**Passage to read**.
■ ■ ■
In traditionally underserved school districts, children need more than academic supports and high quality teaching to succeed. Students and their families must also be able to access an extra layer of social, developmental and health supports to create an adequate "learning baseline" for all students.
In addition to a rigorous curriculum and supplemental academic supports, all children need basic social, developmental, health, and nutritional supports to provide a strong foundation for learning. An increasing number of high achieving schools in low-income and underserved minority communities are helping to improve their academic outcomes by increasing the array of counseling, support and health services available to students and their families.
By supporting the federal school breakfast and lunch programs, policymakers have long acknowledged the role that adequate, nutritious meals play in boosting children’s ability to learn. In addition to nutritional supports, however, many schools are taking an even more aggressive stance against obesity, diabetes and other health problems. With the support of parents and the local community, an increasing number of schools are attempting to eliminate vending machines that sell junk food, increase the range of healthy foods available in the school cafeteria, and cancel contracts with fast food franchises that provide unhealthy choices for school meals. In addition, some schools are restricting students’ ability to leave the premises during school hours, partly to curb access to nearby fast food restaurants. Coupled with more targeted curricula on healthy eating and concrete strategies for educating students about the danger of obesity and related issues, some schools are giving their students a healthier foundation for academic success.
The George I. Sanchez School has brought the provision of on-site "wraparound" services to a new level. On its Houston campus, the school offers a full service health clinic that provides pre-natal care, HIV and STD outreach and prevention services, parenting classes, immunizations, and other routine care. To support teen parents, the school offers free child care and pre-k education services for 60 children between the ages of 6 months and four years. In addition to gang intervention and other targeted prevention programs, the school also operates two shelters - one for homeless youth and the other for students with substance abuse issues.
■ ■ ■
**Task prompt**.
Decide whether each statement agrees with the passage on student support services, answering yes or no and quoting the passage's deciding words. 1. The Sanchez School offers free child care for 60 children. 2. The Sanchez School runs a single shelter for both homeless youth and students with substance abuse issues. 3. Policymakers have only recently recognized how meals affect children's learning. The rows after this point are separate material, unrelated to the passage.
■ ■ ■
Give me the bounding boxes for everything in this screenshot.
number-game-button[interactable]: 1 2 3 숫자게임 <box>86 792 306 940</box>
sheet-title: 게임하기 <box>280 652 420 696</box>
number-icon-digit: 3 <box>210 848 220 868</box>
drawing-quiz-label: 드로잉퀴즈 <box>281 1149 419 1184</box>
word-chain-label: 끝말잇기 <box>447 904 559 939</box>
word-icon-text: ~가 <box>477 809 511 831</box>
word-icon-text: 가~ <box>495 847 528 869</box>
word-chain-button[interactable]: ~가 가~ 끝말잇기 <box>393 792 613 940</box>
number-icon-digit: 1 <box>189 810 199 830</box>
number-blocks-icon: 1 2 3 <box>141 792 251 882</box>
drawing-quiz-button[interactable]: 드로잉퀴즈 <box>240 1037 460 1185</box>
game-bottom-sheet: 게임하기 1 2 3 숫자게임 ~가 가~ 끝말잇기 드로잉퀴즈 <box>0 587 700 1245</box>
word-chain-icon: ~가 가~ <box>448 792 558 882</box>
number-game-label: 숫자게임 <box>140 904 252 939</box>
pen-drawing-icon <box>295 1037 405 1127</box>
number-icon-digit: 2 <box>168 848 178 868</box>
■ ■ ■
**Written answer**.
1. Yes: "the school offers free child care and pre-k education services for 60 children between the ages of 6 months and four years"
2. No: "the school also operates two shelters - one for homeless youth and the other for students with substance abuse issues"
3. No: "policymakers have long acknowledged the role that adequate, nutritious meals play in boosting children’s ability to learn"